For Matt Tommey, every creation begins with a walk in the woods
BY: Kim Henry
Imagine meeting a highly acclaimed artist who has never ever taken an instructional class in their chosen genre? Instead, they attribute their creative success to having ‘cleared out their personal baggage to allow the truth of who they’re designed to be to shine through.’ Ladies and gentlemen, meet Asheville resident Matt Tommey. As a sculptural basketmaker, Tommey holds a commitment to only using materials that are readily and naturally available to him. Collecting the tools of his trade on his daily walks, he turns them into stunning pieces of 3D rustic elegance. His process is so fascinating that he’s also gradually become a mentor to an international community of around 1600 burgeoning artists.
Growing up on acres of nature in rural Georgia to a musical family, Tommey was immersed in the arts from an early age. Joking that his home life was a blend of “Designing Women” and the “Golden Girls,” Tommey says that he was often sent into the yard by his mother or aunt to collect materials for a table centerpiece or Christmas wreath. “I’ve always loved to bring elements of nature indoors and make something beautiful with them,” says Tommey with his open smile and warm demeanor.
However, this basketmaker’s signature style didn’t really evolve until he was nineteen years old and attending the University of Georgia. Noticing that his back yard was covered in the kudzu vine, he felt compelled to make something out of the invasive plant. With just a little guidance from a book about basket weaving from the university library, Tommey was soon creating all sorts of wild and wonderfully shaped baskets that people began to buy. As a youth pastor, he was in the perfect position to teach his newly discovered technique, and before he knew it, the commissions started to flow in too.

**Provided data:**
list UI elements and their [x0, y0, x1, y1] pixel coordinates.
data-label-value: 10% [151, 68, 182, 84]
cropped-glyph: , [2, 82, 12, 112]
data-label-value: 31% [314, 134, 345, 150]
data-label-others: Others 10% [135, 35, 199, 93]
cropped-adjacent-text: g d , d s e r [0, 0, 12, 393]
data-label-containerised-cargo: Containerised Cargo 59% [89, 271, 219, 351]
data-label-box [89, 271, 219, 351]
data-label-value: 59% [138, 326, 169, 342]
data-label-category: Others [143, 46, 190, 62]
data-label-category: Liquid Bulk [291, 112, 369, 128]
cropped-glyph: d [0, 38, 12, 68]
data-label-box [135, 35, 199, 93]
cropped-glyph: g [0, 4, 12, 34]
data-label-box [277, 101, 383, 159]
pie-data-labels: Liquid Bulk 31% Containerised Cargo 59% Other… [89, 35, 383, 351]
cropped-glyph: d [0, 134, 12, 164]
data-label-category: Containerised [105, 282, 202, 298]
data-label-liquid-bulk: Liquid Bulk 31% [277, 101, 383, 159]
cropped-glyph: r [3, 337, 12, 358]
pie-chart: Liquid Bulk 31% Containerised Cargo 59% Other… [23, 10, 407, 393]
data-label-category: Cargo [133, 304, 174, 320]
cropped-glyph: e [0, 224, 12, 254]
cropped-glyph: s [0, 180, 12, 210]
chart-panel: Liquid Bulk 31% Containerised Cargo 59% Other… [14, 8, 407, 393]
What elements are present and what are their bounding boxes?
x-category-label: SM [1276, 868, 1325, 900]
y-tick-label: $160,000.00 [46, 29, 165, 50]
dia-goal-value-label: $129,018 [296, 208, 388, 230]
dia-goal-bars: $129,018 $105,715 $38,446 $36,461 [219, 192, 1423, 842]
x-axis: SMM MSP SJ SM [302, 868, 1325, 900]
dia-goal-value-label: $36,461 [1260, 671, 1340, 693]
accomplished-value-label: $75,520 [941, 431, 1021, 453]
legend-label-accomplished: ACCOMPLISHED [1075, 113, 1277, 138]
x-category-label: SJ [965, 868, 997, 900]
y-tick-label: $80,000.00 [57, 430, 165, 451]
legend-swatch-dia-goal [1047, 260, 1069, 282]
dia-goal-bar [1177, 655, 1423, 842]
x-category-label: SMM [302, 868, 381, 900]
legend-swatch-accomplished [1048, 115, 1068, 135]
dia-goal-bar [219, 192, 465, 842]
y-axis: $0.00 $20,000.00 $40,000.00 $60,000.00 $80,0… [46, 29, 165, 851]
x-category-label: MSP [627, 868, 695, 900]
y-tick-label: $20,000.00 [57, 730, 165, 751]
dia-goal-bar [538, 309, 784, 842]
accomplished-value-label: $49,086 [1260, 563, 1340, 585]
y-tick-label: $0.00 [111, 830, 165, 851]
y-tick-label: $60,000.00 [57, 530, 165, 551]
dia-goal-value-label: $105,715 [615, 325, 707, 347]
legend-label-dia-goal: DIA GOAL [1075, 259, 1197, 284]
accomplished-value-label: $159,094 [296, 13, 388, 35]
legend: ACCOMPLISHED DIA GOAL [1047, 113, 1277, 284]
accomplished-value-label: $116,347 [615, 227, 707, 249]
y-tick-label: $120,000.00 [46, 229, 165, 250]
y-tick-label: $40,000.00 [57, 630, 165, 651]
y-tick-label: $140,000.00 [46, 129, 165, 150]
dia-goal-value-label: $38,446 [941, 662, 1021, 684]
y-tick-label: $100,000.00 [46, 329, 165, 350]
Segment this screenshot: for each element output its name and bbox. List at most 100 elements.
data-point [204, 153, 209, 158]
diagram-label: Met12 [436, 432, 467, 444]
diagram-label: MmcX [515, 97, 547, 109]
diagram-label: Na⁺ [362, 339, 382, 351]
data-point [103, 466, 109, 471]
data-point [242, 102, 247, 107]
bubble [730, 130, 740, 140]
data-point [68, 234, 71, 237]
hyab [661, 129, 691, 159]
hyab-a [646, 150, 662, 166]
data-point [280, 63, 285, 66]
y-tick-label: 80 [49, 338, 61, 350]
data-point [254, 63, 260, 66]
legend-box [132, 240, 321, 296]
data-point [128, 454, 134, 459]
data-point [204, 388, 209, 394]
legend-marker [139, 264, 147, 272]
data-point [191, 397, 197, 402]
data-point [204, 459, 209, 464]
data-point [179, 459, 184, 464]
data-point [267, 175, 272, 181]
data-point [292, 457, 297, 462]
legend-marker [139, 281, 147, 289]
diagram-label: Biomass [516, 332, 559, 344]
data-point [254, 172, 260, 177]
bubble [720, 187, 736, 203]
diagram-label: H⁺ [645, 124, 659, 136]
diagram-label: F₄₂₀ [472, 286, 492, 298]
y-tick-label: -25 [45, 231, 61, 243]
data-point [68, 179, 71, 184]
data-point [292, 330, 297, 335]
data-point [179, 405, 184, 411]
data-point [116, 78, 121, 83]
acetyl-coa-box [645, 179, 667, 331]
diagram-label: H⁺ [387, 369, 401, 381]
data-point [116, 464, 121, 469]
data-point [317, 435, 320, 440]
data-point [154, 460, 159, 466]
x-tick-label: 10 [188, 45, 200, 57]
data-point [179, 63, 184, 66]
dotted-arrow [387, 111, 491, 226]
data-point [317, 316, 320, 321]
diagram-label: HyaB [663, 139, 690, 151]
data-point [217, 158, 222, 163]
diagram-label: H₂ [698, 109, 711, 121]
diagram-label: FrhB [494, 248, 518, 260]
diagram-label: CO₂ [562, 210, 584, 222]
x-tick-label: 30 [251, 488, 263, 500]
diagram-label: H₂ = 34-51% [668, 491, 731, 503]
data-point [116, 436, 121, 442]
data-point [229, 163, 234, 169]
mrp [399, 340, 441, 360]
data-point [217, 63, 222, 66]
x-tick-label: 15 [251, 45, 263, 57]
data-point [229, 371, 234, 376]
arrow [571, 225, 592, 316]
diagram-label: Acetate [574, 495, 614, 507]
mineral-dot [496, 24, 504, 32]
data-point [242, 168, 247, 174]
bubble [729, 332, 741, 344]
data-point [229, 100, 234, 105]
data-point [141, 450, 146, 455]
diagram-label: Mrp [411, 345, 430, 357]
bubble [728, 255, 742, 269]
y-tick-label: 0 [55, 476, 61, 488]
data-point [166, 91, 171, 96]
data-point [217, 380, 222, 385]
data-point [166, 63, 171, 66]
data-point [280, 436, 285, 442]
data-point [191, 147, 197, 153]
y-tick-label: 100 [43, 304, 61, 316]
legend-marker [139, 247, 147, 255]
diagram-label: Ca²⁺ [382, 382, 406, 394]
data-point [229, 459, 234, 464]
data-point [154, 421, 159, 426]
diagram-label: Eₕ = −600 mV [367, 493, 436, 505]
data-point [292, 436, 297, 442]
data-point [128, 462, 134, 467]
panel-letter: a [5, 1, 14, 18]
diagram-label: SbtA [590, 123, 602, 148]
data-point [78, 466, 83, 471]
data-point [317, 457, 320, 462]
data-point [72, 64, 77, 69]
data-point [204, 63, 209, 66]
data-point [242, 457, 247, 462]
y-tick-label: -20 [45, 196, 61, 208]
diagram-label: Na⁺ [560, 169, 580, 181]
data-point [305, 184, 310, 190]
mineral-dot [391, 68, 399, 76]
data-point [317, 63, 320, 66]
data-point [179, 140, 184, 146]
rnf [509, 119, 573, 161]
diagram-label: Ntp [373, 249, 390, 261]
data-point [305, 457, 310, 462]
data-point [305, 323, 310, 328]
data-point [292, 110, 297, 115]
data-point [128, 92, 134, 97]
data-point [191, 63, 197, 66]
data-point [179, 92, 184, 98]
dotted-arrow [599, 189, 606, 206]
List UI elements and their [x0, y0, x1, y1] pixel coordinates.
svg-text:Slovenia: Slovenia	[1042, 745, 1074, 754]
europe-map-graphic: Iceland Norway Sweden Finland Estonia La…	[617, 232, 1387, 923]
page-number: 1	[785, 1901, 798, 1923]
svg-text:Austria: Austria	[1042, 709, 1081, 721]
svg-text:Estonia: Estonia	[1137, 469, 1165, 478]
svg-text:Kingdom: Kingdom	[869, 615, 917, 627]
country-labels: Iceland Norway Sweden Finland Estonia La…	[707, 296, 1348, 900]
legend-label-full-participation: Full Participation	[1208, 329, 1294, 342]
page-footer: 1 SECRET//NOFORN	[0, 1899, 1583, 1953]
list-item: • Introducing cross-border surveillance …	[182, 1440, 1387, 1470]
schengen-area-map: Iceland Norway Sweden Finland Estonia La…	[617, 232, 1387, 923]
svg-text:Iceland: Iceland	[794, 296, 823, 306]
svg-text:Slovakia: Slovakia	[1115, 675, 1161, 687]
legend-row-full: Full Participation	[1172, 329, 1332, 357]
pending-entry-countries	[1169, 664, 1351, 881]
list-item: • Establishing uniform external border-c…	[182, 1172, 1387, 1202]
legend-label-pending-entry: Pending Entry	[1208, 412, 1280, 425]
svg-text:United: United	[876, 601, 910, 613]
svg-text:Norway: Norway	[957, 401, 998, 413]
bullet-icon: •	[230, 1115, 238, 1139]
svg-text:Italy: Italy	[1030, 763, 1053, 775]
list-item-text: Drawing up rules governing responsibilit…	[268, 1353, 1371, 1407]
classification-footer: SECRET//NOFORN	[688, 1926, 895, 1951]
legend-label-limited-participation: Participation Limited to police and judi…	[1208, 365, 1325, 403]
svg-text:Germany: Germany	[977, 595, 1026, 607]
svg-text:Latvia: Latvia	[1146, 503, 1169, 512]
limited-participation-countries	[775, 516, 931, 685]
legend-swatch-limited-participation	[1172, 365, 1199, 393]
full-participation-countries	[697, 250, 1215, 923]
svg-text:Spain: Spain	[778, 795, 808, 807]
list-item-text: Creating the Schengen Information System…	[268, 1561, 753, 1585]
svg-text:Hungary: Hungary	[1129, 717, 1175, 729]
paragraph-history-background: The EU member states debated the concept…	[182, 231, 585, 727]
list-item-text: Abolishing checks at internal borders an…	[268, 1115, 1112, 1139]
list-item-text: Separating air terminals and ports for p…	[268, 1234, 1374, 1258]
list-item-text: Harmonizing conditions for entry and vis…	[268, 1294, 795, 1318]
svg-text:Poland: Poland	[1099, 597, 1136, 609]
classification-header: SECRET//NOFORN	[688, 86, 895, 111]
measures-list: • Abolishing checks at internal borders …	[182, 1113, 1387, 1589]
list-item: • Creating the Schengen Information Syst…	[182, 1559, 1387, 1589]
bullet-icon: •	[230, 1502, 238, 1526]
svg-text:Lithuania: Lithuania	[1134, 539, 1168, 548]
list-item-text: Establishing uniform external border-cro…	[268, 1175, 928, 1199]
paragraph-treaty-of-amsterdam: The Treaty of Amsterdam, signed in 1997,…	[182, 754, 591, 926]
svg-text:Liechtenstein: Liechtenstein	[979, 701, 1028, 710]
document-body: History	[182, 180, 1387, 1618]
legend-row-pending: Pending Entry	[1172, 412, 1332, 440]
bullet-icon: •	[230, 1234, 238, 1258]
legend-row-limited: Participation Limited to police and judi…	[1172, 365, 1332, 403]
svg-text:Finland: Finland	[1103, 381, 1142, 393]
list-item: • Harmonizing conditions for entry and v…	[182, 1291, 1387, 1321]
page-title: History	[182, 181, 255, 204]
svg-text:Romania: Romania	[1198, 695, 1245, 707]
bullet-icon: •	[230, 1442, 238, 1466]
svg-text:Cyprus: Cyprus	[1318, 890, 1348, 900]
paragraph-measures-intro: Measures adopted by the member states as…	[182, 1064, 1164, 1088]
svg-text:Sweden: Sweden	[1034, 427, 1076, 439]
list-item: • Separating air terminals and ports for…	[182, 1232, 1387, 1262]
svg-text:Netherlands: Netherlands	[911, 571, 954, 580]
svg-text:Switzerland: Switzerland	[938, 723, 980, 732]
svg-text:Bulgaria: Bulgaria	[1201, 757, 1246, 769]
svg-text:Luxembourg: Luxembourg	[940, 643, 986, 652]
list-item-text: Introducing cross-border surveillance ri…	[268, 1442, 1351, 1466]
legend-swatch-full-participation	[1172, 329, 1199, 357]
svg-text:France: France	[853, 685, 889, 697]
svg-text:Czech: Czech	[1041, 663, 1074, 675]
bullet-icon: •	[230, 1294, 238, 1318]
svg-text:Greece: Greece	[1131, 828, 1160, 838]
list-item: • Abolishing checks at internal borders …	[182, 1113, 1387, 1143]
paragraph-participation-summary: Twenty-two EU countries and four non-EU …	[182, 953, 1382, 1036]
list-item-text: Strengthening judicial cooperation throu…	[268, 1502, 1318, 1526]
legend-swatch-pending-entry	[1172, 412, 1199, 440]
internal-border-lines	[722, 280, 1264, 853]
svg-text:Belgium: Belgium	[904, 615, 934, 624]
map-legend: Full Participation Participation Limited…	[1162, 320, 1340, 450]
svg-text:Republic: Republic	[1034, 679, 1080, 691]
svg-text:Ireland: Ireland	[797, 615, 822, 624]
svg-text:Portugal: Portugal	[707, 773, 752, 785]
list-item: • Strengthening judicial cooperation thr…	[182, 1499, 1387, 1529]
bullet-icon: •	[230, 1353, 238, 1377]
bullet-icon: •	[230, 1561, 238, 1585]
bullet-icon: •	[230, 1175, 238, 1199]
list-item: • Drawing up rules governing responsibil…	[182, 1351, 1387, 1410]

**Directive:** Can you transcribe the article about Matt Tommey word for word, starting with "For Matt Tommey, every" and going on through "1600 burgeoning artists."? The records have nothing to do with the article about Matt Tommey.

**Full output:**
For Matt Tommey, every creation begins with a walk in the woods
BY: Kim Henry
Imagine meeting a highly acclaimed artist who has never ever taken an instructional class in their chosen genre? Instead, they attribute their creative success to having ‘cleared out their personal baggage to allow the truth of who they’re designed to be to shine through.’ Ladies and gentlemen, meet Asheville resident Matt Tommey. As a sculptural basketmaker, Tommey holds a commitment to only using materials that are readily and naturally available to him. Collecting the tools of his trade on his daily walks, he turns them into stunning pieces of 3D rustic elegance. His process is so fascinating that he’s also gradually become a mentor to an international community of around 1600 burgeoning artists.